> **WHAT IS NEEDED**: From the listing below, pull out the lines that hold "每周一至周五门诊".

> **RECORDS SUPPLIED**:
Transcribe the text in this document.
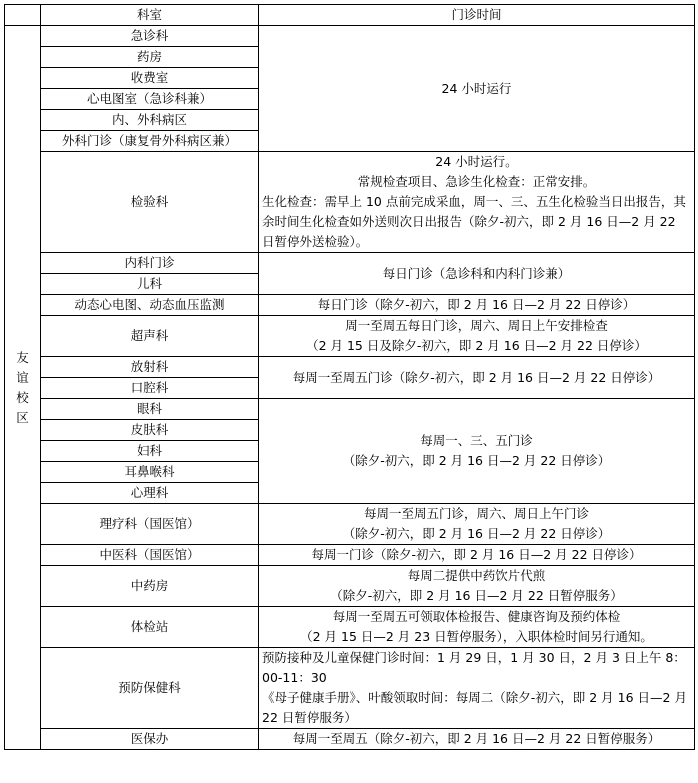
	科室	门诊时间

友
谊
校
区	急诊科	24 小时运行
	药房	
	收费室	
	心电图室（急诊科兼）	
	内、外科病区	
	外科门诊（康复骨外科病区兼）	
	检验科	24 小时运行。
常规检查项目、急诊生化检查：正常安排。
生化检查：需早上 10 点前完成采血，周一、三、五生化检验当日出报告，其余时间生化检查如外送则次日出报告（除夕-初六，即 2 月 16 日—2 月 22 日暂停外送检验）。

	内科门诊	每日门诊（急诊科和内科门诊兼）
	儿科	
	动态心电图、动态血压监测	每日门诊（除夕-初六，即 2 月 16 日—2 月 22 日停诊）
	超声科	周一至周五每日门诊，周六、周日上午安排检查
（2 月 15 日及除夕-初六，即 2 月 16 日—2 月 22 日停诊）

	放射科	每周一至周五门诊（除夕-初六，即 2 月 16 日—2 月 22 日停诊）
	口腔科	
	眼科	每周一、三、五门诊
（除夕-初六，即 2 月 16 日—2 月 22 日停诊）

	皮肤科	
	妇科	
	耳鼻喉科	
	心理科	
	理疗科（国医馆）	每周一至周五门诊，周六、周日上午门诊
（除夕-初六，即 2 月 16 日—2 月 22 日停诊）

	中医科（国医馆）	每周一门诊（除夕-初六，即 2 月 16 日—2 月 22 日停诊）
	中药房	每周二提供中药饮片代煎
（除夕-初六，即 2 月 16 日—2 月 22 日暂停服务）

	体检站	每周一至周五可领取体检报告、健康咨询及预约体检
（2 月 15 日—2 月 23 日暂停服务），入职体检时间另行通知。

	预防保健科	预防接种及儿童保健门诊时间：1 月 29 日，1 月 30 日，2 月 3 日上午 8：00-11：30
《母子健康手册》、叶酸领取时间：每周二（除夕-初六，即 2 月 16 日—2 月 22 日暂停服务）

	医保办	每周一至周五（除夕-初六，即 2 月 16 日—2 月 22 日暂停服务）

> **TASK OUTPUT**:
	放射科	每周一至周五门诊（除夕-初六，即 2 月 16 日—2 月 22 日停诊）
	理疗科（国医馆）	每周一至周五门诊，周六、周日上午门诊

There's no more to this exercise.